--- Excerpted records ---

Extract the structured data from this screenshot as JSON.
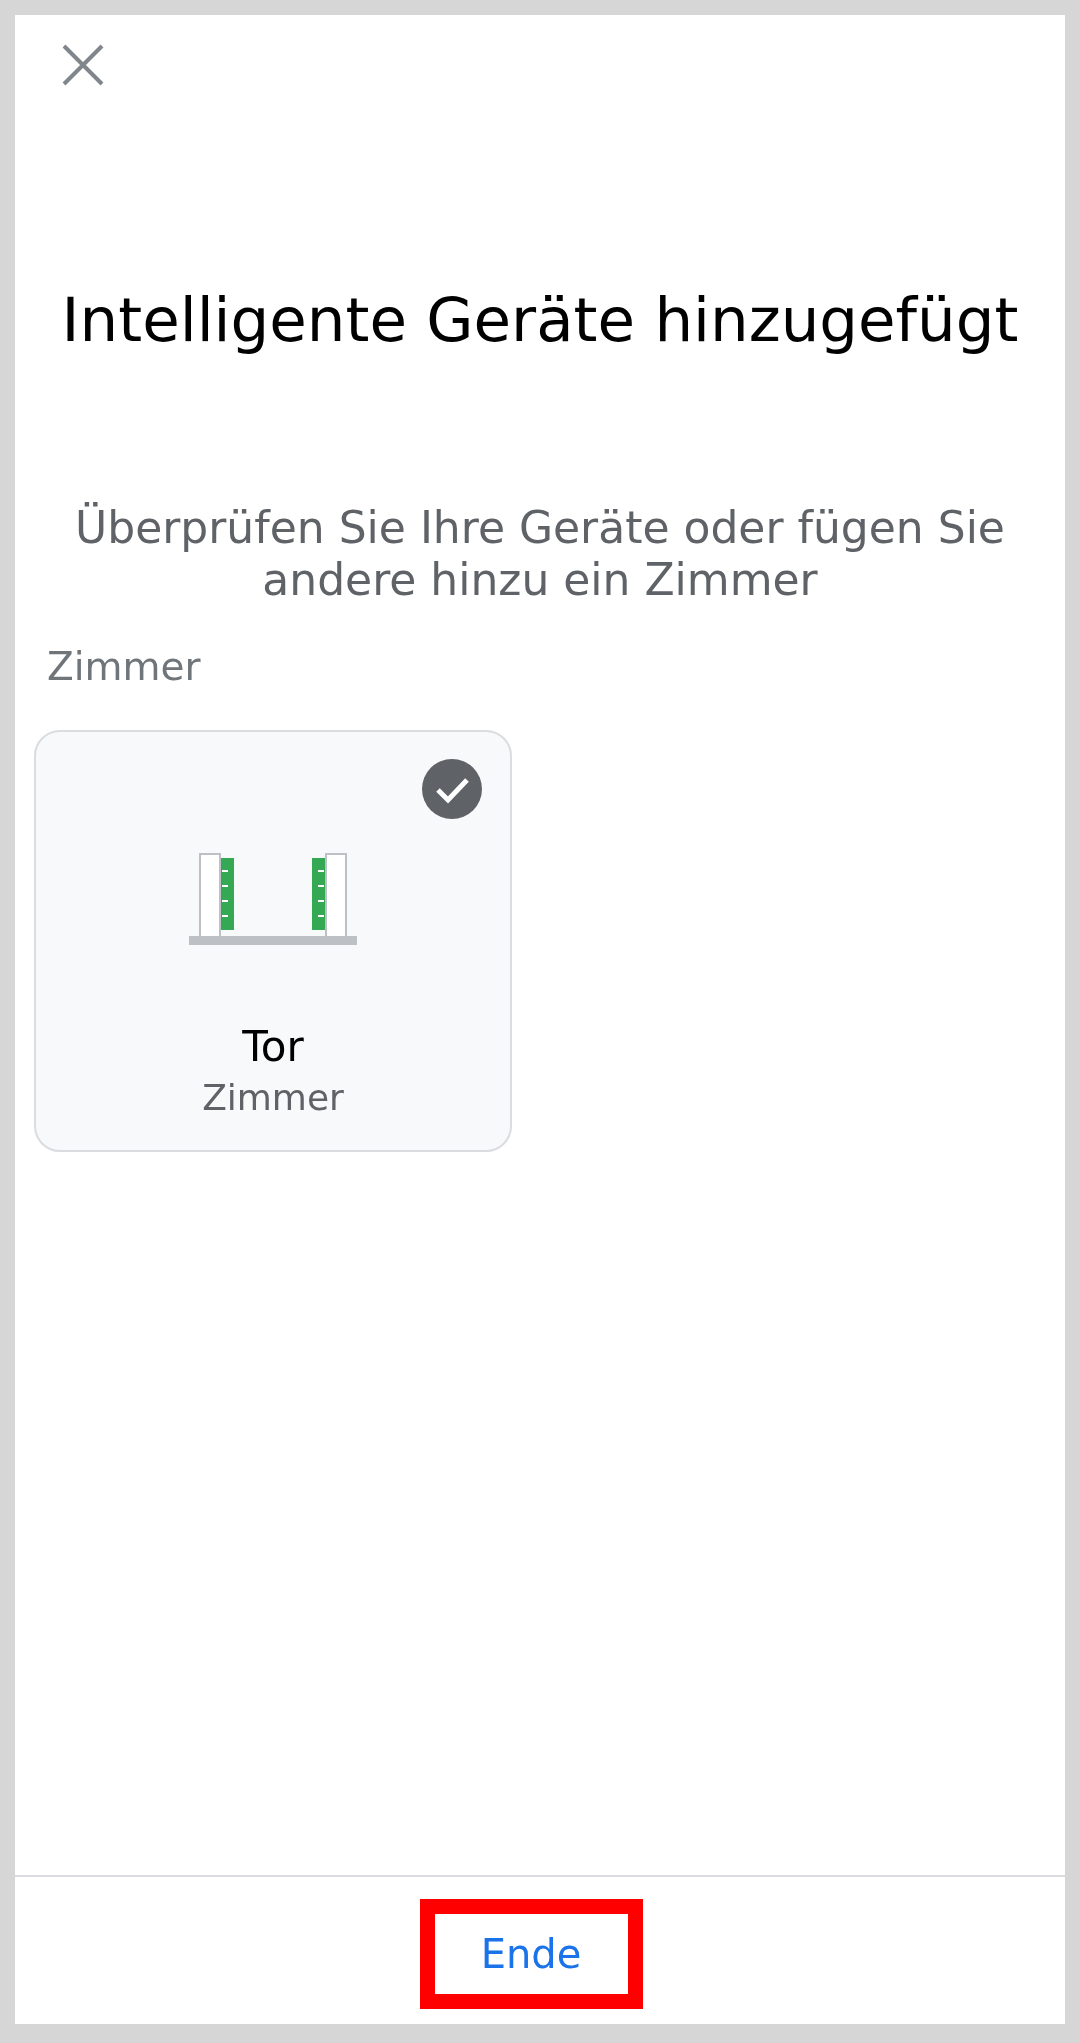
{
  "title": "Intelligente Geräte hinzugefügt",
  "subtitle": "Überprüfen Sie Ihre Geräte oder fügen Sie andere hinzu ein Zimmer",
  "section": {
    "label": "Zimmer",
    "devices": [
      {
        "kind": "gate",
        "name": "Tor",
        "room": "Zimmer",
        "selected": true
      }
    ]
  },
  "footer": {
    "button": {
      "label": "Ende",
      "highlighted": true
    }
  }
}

---

§ **Request**
Some lines of the data may hold the word "Zimmer". Say how many do, with nothing else.

§ **The answer**
3